Saved entries:
****
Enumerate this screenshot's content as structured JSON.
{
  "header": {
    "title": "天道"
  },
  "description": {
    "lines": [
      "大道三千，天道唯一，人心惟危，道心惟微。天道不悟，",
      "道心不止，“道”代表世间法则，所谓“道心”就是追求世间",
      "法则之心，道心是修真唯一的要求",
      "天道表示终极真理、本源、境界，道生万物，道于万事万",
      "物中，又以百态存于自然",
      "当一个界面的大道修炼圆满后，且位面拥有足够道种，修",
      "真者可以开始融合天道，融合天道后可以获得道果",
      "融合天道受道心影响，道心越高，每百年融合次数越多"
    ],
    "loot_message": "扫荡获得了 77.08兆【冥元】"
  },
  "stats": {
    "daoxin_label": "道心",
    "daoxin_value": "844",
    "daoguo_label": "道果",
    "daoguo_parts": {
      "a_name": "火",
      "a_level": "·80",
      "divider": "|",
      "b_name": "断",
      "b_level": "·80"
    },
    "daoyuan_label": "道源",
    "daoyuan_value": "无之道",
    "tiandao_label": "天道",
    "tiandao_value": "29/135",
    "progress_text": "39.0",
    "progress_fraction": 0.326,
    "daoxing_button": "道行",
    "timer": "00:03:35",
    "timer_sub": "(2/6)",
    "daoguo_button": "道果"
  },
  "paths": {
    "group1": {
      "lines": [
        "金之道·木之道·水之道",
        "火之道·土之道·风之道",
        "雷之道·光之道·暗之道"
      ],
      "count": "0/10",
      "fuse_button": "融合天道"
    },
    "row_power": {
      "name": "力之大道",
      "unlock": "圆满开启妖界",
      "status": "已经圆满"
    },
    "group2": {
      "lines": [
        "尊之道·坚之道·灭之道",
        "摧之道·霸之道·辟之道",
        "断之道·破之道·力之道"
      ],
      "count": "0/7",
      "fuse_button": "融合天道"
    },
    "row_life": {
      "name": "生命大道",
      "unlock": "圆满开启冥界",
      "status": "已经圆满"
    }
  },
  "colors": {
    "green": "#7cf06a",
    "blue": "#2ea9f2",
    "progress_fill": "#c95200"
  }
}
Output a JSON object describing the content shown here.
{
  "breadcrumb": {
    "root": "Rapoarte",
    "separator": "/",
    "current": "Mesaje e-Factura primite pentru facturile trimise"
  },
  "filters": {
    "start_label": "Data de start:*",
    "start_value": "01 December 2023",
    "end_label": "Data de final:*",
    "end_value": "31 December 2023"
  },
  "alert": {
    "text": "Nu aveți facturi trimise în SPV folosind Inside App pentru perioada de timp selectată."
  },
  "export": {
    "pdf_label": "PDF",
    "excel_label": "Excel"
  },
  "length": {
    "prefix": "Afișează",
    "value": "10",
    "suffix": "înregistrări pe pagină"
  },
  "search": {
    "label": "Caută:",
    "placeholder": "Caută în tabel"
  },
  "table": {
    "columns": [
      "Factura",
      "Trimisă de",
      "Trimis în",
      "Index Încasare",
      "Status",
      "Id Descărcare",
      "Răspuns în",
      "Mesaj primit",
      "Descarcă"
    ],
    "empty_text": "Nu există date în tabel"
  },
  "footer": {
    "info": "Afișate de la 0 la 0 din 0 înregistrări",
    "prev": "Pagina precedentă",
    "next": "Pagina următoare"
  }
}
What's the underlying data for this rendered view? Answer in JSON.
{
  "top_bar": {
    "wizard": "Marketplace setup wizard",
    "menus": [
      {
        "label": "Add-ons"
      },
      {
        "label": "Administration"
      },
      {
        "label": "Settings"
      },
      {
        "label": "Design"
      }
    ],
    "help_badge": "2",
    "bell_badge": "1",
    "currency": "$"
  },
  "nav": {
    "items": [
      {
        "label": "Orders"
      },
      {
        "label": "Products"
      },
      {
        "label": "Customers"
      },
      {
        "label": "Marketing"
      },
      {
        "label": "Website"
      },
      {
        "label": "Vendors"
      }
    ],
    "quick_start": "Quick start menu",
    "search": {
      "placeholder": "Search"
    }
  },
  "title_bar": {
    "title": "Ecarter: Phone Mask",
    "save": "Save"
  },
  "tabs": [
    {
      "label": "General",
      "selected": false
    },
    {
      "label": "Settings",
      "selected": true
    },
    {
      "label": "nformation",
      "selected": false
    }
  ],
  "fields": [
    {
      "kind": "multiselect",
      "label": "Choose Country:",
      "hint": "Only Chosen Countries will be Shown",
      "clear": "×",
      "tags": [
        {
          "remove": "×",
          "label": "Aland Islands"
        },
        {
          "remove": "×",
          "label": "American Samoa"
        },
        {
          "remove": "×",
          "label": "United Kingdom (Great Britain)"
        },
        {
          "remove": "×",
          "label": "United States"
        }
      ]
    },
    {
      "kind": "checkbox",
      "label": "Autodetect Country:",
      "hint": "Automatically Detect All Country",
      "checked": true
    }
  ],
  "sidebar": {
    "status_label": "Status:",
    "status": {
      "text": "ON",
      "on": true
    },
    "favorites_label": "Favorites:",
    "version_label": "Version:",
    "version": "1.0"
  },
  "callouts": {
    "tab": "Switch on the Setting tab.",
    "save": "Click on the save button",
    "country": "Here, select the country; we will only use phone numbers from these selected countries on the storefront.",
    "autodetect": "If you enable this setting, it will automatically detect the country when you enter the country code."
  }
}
****
Retype the material in full, character for character.

WRITTEN ANSWER:
Enumerate this screenshot's content as structured JSON.
{
  "header": {
    "title": "天道"
  },
  "description": {
    "lines": [
      "大道三千，天道唯一，人心惟危，道心惟微。天道不悟，",
      "道心不止，“道”代表世间法则，所谓“道心”就是追求世间",
      "法则之心，道心是修真唯一的要求",
      "天道表示终极真理、本源、境界，道生万物，道于万事万",
      "物中，又以百态存于自然",
      "当一个界面的大道修炼圆满后，且位面拥有足够道种，修",
      "真者可以开始融合天道，融合天道后可以获得道果",
      "融合天道受道心影响，道心越高，每百年融合次数越多"
    ],
    "loot_message": "扫荡获得了 77.08兆【冥元】"
  },
  "stats": {
    "daoxin_label": "道心",
    "daoxin_value": "844",
    "daoguo_label": "道果",
    "daoguo_parts": {
      "a_name": "火",
      "a_level": "·80",
      "divider": "|",
      "b_name": "断",
      "b_level": "·80"
    },
    "daoyuan_label": "道源",
    "daoyuan_value": "无之道",
    "tiandao_label": "天道",
    "tiandao_value": "29/135",
    "progress_text": "39.0",
    "progress_fraction": 0.326,
    "daoxing_button": "道行",
    "timer": "00:03:35",
    "timer_sub": "(2/6)",
    "daoguo_button": "道果"
  },
  "paths": {
    "group1": {
      "lines": [
        "金之道·木之道·水之道",
        "火之道·土之道·风之道",
        "雷之道·光之道·暗之道"
      ],
      "count": "0/10",
      "fuse_button": "融合天道"
    },
    "row_power": {
      "name": "力之大道",
      "unlock": "圆满开启妖界",
      "status": "已经圆满"
    },
    "group2": {
      "lines": [
        "尊之道·坚之道·灭之道",
        "摧之道·霸之道·辟之道",
        "断之道·破之道·力之道"
      ],
      "count": "0/7",
      "fuse_button": "融合天道"
    },
    "row_life": {
      "name": "生命大道",
      "unlock": "圆满开启冥界",
      "status": "已经圆满"
    }
  },
  "colors": {
    "green": "#7cf06a",
    "blue": "#2ea9f2",
    "progress_fill": "#c95200"
  }
}
Output a JSON object describing the content shown here.
{
  "breadcrumb": {
    "root": "Rapoarte",
    "separator": "/",
    "current": "Mesaje e-Factura primite pentru facturile trimise"
  },
  "filters": {
    "start_label": "Data de start:*",
    "start_value": "01 December 2023",
    "end_label": "Data de final:*",
    "end_value": "31 December 2023"
  },
  "alert": {
    "text": "Nu aveți facturi trimise în SPV folosind Inside App pentru perioada de timp selectată."
  },
  "export": {
    "pdf_label": "PDF",
    "excel_label": "Excel"
  },
  "length": {
    "prefix": "Afișează",
    "value": "10",
    "suffix": "înregistrări pe pagină"
  },
  "search": {
    "label": "Caută:",
    "placeholder": "Caută în tabel"
  },
  "table": {
    "columns": [
      "Factura",
      "Trimisă de",
      "Trimis în",
      "Index Încasare",
      "Status",
      "Id Descărcare",
      "Răspuns în",
      "Mesaj primit",
      "Descarcă"
    ],
    "empty_text": "Nu există date în tabel"
  },
  "footer": {
    "info": "Afișate de la 0 la 0 din 0 înregistrări",
    "prev": "Pagina precedentă",
    "next": "Pagina următoare"
  }
}
What's the underlying data for this rendered view? Answer in JSON.
{
  "top_bar": {
    "wizard": "Marketplace setup wizard",
    "menus": [
      {
        "label": "Add-ons"
      },
      {
        "label": "Administration"
      },
      {
        "label": "Settings"
      },
      {
        "label": "Design"
      }
    ],
    "help_badge": "2",
    "bell_badge": "1",
    "currency": "$"
  },
  "nav": {
    "items": [
      {
        "label": "Orders"
      },
      {
        "label": "Products"
      },
      {
        "label": "Customers"
      },
      {
        "label": "Marketing"
      },
      {
        "label": "Website"
      },
      {
        "label": "Vendors"
      }
    ],
    "quick_start": "Quick start menu",
    "search": {
      "placeholder": "Search"
    }
  },
  "title_bar": {
    "title": "Ecarter: Phone Mask",
    "save": "Save"
  },
  "tabs": [
    {
      "label": "General",
      "selected": false
    },
    {
      "label": "Settings",
      "selected": true
    },
    {
      "label": "nformation",
      "selected": false
    }
  ],
  "fields": [
    {
      "kind": "multiselect",
      "label": "Choose Country:",
      "hint": "Only Chosen Countries will be Shown",
      "clear": "×",
      "tags": [
        {
          "remove": "×",
          "label": "Aland Islands"
        },
        {
          "remove": "×",
          "label": "American Samoa"
        },
        {
          "remove": "×",
          "label": "United Kingdom (Great Britain)"
        },
        {
          "remove": "×",
          "label": "United States"
        }
      ]
    },
    {
      "kind": "checkbox",
      "label": "Autodetect Country:",
      "hint": "Automatically Detect All Country",
      "checked": true
    }
  ],
  "sidebar": {
    "status_label": "Status:",
    "status": {
      "text": "ON",
      "on": true
    },
    "favorites_label": "Favorites:",
    "version_label": "Version:",
    "version": "1.0"
  },
  "callouts": {
    "tab": "Switch on the Setting tab.",
    "save": "Click on the save button",
    "country": "Here, select the country; we will only use phone numbers from these selected countries on the storefront.",
    "autodetect": "If you enable this setting, it will automatically detect the country when you enter the country code."
  }
}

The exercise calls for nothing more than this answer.